WHAT IS BEING ASKED — Print every entry word for word, but omit the pictures.

────────────────────

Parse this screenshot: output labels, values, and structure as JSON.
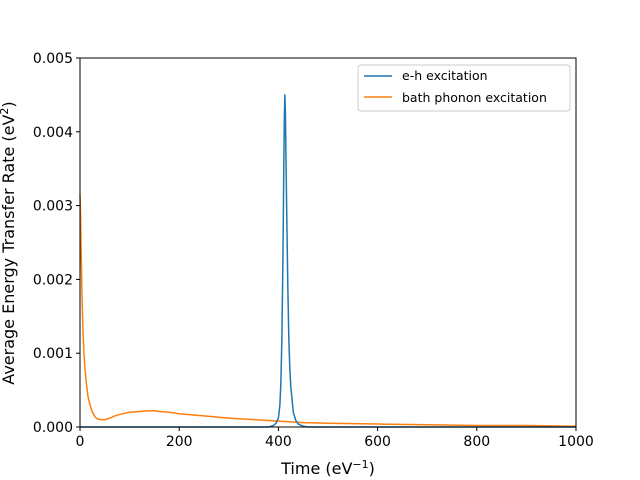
{
  "chart_data": {
    "type": "line",
    "title": "",
    "xlabel": "Time (eV",
    "xlabel_sup": "−1",
    "xlabel_suffix": ")",
    "ylabel": "Average Energy Transfer Rate (eV",
    "ylabel_sup": "2",
    "ylabel_suffix": ")",
    "xlim": [
      0,
      1000
    ],
    "ylim": [
      0,
      0.005
    ],
    "xticks": [
      0,
      200,
      400,
      600,
      800,
      1000
    ],
    "xtick_labels": [
      "0",
      "200",
      "400",
      "600",
      "800",
      "1000"
    ],
    "yticks": [
      0,
      0.001,
      0.002,
      0.003,
      0.004,
      0.005
    ],
    "ytick_labels": [
      "0.000",
      "0.001",
      "0.002",
      "0.003",
      "0.004",
      "0.005"
    ],
    "grid": false,
    "legend_position": "upper-right",
    "series": [
      {
        "name": "e-h excitation",
        "color": "#1f77b4",
        "x": [
          0,
          300,
          380,
          390,
          395,
          400,
          403,
          405,
          407,
          409,
          411,
          412,
          413,
          414,
          415,
          417,
          419,
          421,
          423,
          425,
          430,
          435,
          440,
          450,
          460,
          480,
          520,
          1000
        ],
        "y": [
          0,
          0,
          0,
          2e-05,
          5e-05,
          0.00012,
          0.0003,
          0.0006,
          0.0012,
          0.0022,
          0.0036,
          0.0042,
          0.0045,
          0.0043,
          0.0038,
          0.0028,
          0.0019,
          0.0012,
          0.0008,
          0.00055,
          0.0002,
          9e-05,
          4e-05,
          1e-05,
          0,
          0,
          0,
          0
        ]
      },
      {
        "name": "bath phonon excitation",
        "color": "#ff7f0e",
        "x": [
          0,
          1,
          2,
          4,
          6,
          8,
          10,
          13,
          16,
          20,
          25,
          30,
          35,
          40,
          45,
          50,
          60,
          70,
          80,
          100,
          120,
          140,
          150,
          160,
          180,
          200,
          250,
          300,
          350,
          400,
          450,
          500,
          600,
          700,
          800,
          900,
          1000
        ],
        "y": [
          0.00315,
          0.0029,
          0.0025,
          0.0018,
          0.0013,
          0.001,
          0.0008,
          0.00058,
          0.00042,
          0.0003,
          0.0002,
          0.00014,
          0.00011,
          0.0001,
          0.0001,
          0.0001,
          0.00012,
          0.00015,
          0.00017,
          0.0002,
          0.00021,
          0.00022,
          0.00022,
          0.00021,
          0.0002,
          0.00018,
          0.00015,
          0.00012,
          0.0001,
          8e-05,
          6e-05,
          5e-05,
          4e-05,
          3e-05,
          2e-05,
          2e-05,
          1e-05
        ]
      }
    ]
  }
}
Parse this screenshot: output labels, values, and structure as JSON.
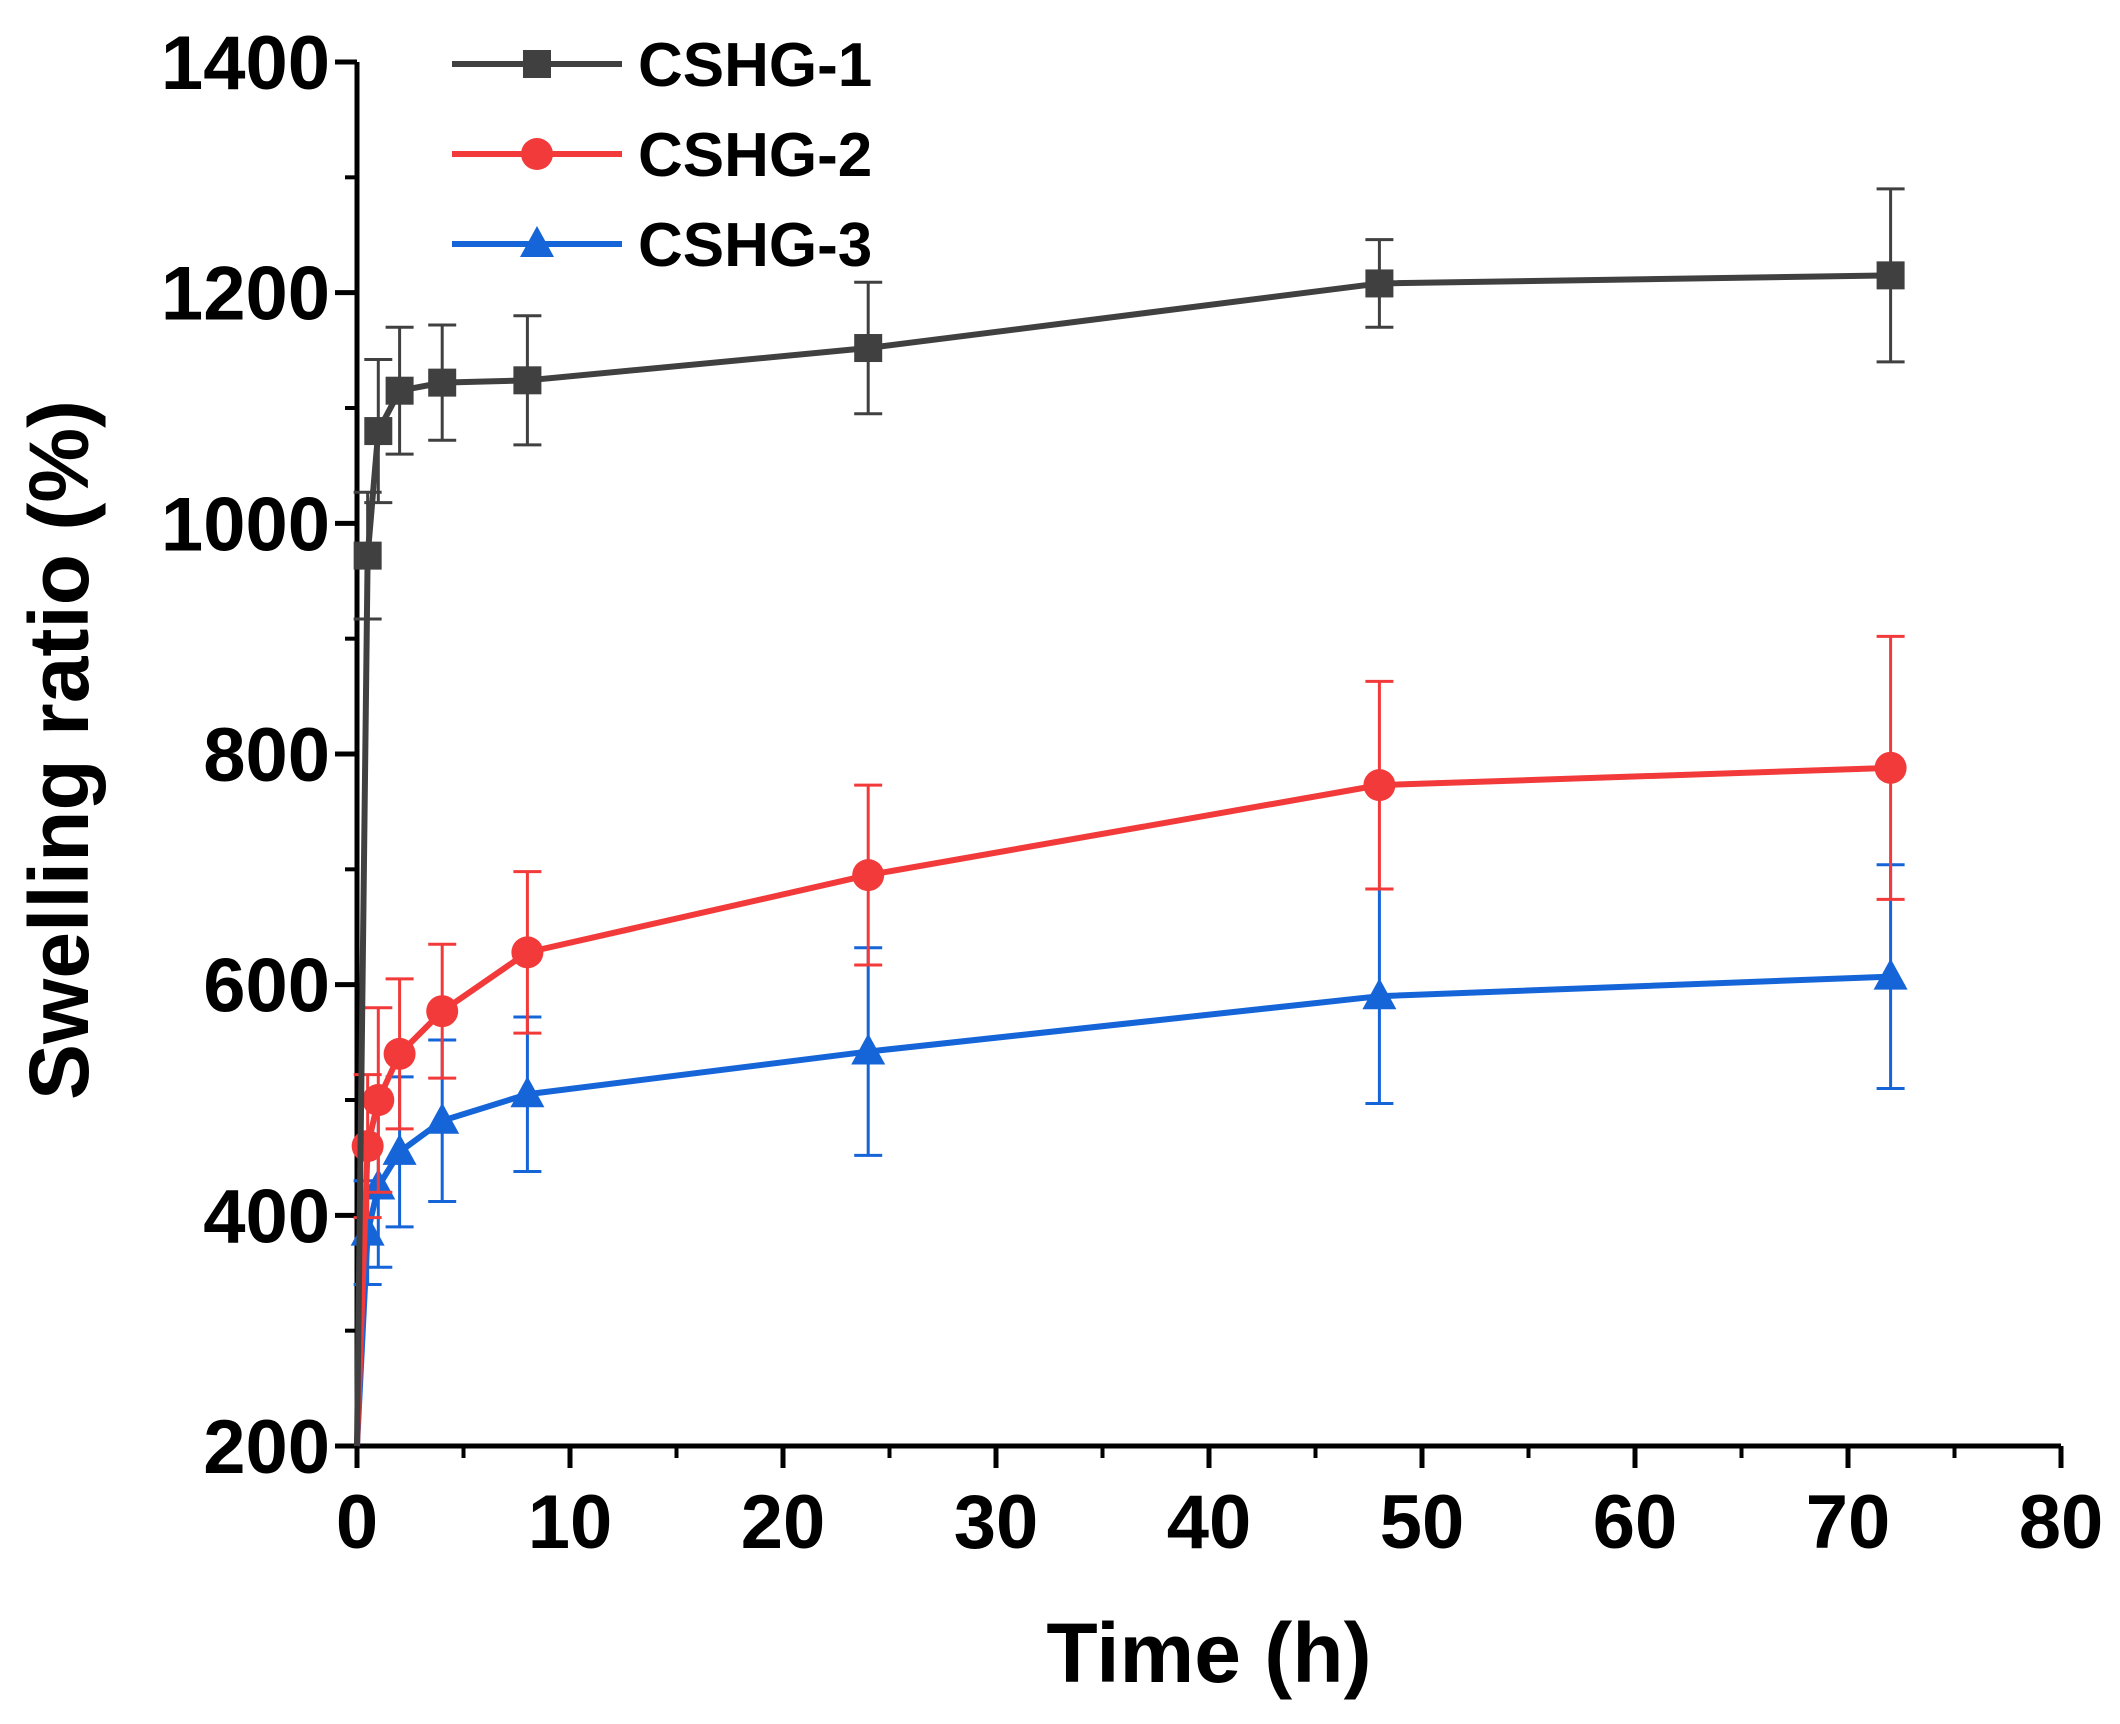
{
  "chart_data": {
    "type": "line",
    "title": "",
    "xlabel": "Time (h)",
    "ylabel": "Swelling ratio (%)",
    "xlim": [
      0,
      80
    ],
    "ylim": [
      200,
      1400
    ],
    "xticks": [
      0,
      10,
      20,
      30,
      40,
      50,
      60,
      70,
      80
    ],
    "yticks": [
      200,
      400,
      600,
      800,
      1000,
      1200,
      1400
    ],
    "xtick_labels": [
      "0",
      "10",
      "20",
      "30",
      "40",
      "50",
      "60",
      "70",
      "80"
    ],
    "ytick_labels": [
      "200",
      "400",
      "600",
      "800",
      "1000",
      "1200",
      "1400"
    ],
    "grid": false,
    "legend_position": "top-left",
    "x": [
      0,
      0.5,
      1,
      2,
      4,
      8,
      24,
      48,
      72
    ],
    "series": [
      {
        "name": "CSHG-1",
        "color": "#404040",
        "marker": "square",
        "values": [
          200,
          972,
          1080,
          1115,
          1122,
          1124,
          1152,
          1208,
          1215
        ],
        "errors": [
          null,
          55,
          62,
          55,
          50,
          56,
          57,
          38,
          75
        ]
      },
      {
        "name": "CSHG-2",
        "color": "#f23a3a",
        "marker": "circle",
        "values": [
          200,
          460,
          500,
          540,
          577,
          628,
          695,
          773,
          788
        ],
        "errors": [
          null,
          62,
          80,
          65,
          58,
          70,
          78,
          90,
          114
        ]
      },
      {
        "name": "CSHG-3",
        "color": "#1565d8",
        "marker": "triangle",
        "values": [
          200,
          385,
          425,
          455,
          482,
          505,
          542,
          590,
          607
        ],
        "errors": [
          null,
          45,
          70,
          65,
          70,
          67,
          90,
          93,
          97
        ]
      }
    ]
  }
}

────────────────────

SOLUTION —
Parse this screenshot: output labels, values, and structure as JSON.
{
  "chart_data": {
    "type": "line",
    "title": "",
    "xlabel": "Time (eV",
    "xlabel_sup": "−1",
    "xlabel_suffix": ")",
    "ylabel": "Average Energy Transfer Rate (eV",
    "ylabel_sup": "2",
    "ylabel_suffix": ")",
    "xlim": [
      0,
      1000
    ],
    "ylim": [
      0,
      0.005
    ],
    "xticks": [
      0,
      200,
      400,
      600,
      800,
      1000
    ],
    "xtick_labels": [
      "0",
      "200",
      "400",
      "600",
      "800",
      "1000"
    ],
    "yticks": [
      0,
      0.001,
      0.002,
      0.003,
      0.004,
      0.005
    ],
    "ytick_labels": [
      "0.000",
      "0.001",
      "0.002",
      "0.003",
      "0.004",
      "0.005"
    ],
    "grid": false,
    "legend_position": "upper-right",
    "series": [
      {
        "name": "e-h excitation",
        "color": "#1f77b4",
        "x": [
          0,
          300,
          380,
          390,
          395,
          400,
          403,
          405,
          407,
          409,
          411,
          412,
          413,
          414,
          415,
          417,
          419,
          421,
          423,
          425,
          430,
          435,
          440,
          450,
          460,
          480,
          520,
          1000
        ],
        "y": [
          0,
          0,
          0,
          2e-05,
          5e-05,
          0.00012,
          0.0003,
          0.0006,
          0.0012,
          0.0022,
          0.0036,
          0.0042,
          0.0045,
          0.0043,
          0.0038,
          0.0028,
          0.0019,
          0.0012,
          0.0008,
          0.00055,
          0.0002,
          9e-05,
          4e-05,
          1e-05,
          0,
          0,
          0,
          0
        ]
      },
      {
        "name": "bath phonon excitation",
        "color": "#ff7f0e",
        "x": [
          0,
          1,
          2,
          4,
          6,
          8,
          10,
          13,
          16,
          20,
          25,
          30,
          35,
          40,
          45,
          50,
          60,
          70,
          80,
          100,
          120,
          140,
          150,
          160,
          180,
          200,
          250,
          300,
          350,
          400,
          450,
          500,
          600,
          700,
          800,
          900,
          1000
        ],
        "y": [
          0.00315,
          0.0029,
          0.0025,
          0.0018,
          0.0013,
          0.001,
          0.0008,
          0.00058,
          0.00042,
          0.0003,
          0.0002,
          0.00014,
          0.00011,
          0.0001,
          0.0001,
          0.0001,
          0.00012,
          0.00015,
          0.00017,
          0.0002,
          0.00021,
          0.00022,
          0.00022,
          0.00021,
          0.0002,
          0.00018,
          0.00015,
          0.00012,
          0.0001,
          8e-05,
          6e-05,
          5e-05,
          4e-05,
          3e-05,
          2e-05,
          2e-05,
          1e-05
        ]
      }
    ]
  }
}
Parse this screenshot: output labels, values, and structure as JSON.
{
  "chart_data": {
    "type": "line",
    "title": "",
    "xlabel": "Time (h)",
    "ylabel": "Swelling ratio (%)",
    "xlim": [
      0,
      80
    ],
    "ylim": [
      200,
      1400
    ],
    "xticks": [
      0,
      10,
      20,
      30,
      40,
      50,
      60,
      70,
      80
    ],
    "yticks": [
      200,
      400,
      600,
      800,
      1000,
      1200,
      1400
    ],
    "xtick_labels": [
      "0",
      "10",
      "20",
      "30",
      "40",
      "50",
      "60",
      "70",
      "80"
    ],
    "ytick_labels": [
      "200",
      "400",
      "600",
      "800",
      "1000",
      "1200",
      "1400"
    ],
    "grid": false,
    "legend_position": "top-left",
    "x": [
      0,
      0.5,
      1,
      2,
      4,
      8,
      24,
      48,
      72
    ],
    "series": [
      {
        "name": "CSHG-1",
        "color": "#404040",
        "marker": "square",
        "values": [
          200,
          972,
          1080,
          1115,
          1122,
          1124,
          1152,
          1208,
          1215
        ],
        "errors": [
          null,
          55,
          62,
          55,
          50,
          56,
          57,
          38,
          75
        ]
      },
      {
        "name": "CSHG-2",
        "color": "#f23a3a",
        "marker": "circle",
        "values": [
          200,
          460,
          500,
          540,
          577,
          628,
          695,
          773,
          788
        ],
        "errors": [
          null,
          62,
          80,
          65,
          58,
          70,
          78,
          90,
          114
        ]
      },
      {
        "name": "CSHG-3",
        "color": "#1565d8",
        "marker": "triangle",
        "values": [
          200,
          385,
          425,
          455,
          482,
          505,
          542,
          590,
          607
        ],
        "errors": [
          null,
          45,
          70,
          65,
          70,
          67,
          90,
          93,
          97
        ]
      }
    ]
  }
}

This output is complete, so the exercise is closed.